### THE REQUEST
The data below should be printed in full, exactly, and without any of its images.

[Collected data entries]
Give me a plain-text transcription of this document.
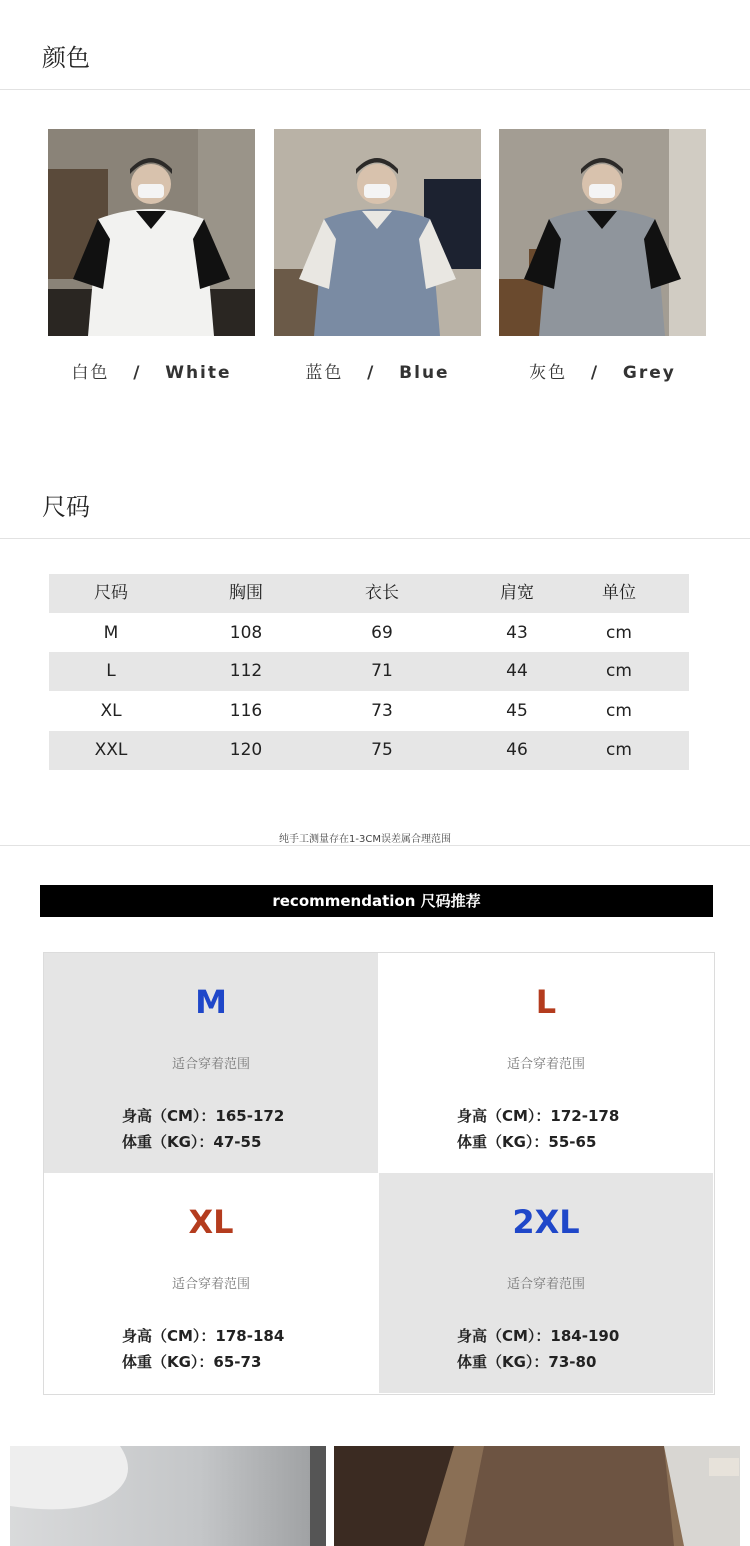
颜色
白色 / White	蓝色 / Blue	灰色 / Grey
尺码
尺码	胸围	衣长	肩宽	单位
M	108	69	43	cm
L	112	71	44	cm
XL	116	73	45	cm
XXL	120	75	46	cm
纯手工测量存在1-3CM误差属合理范围
recommendation 尺码推荐
M
适合穿着范围
身高（CM）：165-172
体重（KG）：47-55
L
适合穿着范围
身高（CM）：172-178
体重（KG）：55-65
XL
适合穿着范围
身高（CM）：178-184
体重（KG）：65-73
2XL
适合穿着范围
身高（CM）：184-190
体重（KG）：73-80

### PROBLEM SOLUTION
Give me a plain-text transcription of this document.
颜色
白色 / White	蓝色 / Blue	灰色 / Grey
尺码
尺码	胸围	衣长	肩宽	单位
M	108	69	43	cm
L	112	71	44	cm
XL	116	73	45	cm
XXL	120	75	46	cm
纯手工测量存在1-3CM误差属合理范围
recommendation 尺码推荐
M
适合穿着范围
身高（CM）：165-172
体重（KG）：47-55
L
适合穿着范围
身高（CM）：172-178
体重（KG）：55-65
XL
适合穿着范围
身高（CM）：178-184
体重（KG）：65-73
2XL
适合穿着范围
身高（CM）：184-190
体重（KG）：73-80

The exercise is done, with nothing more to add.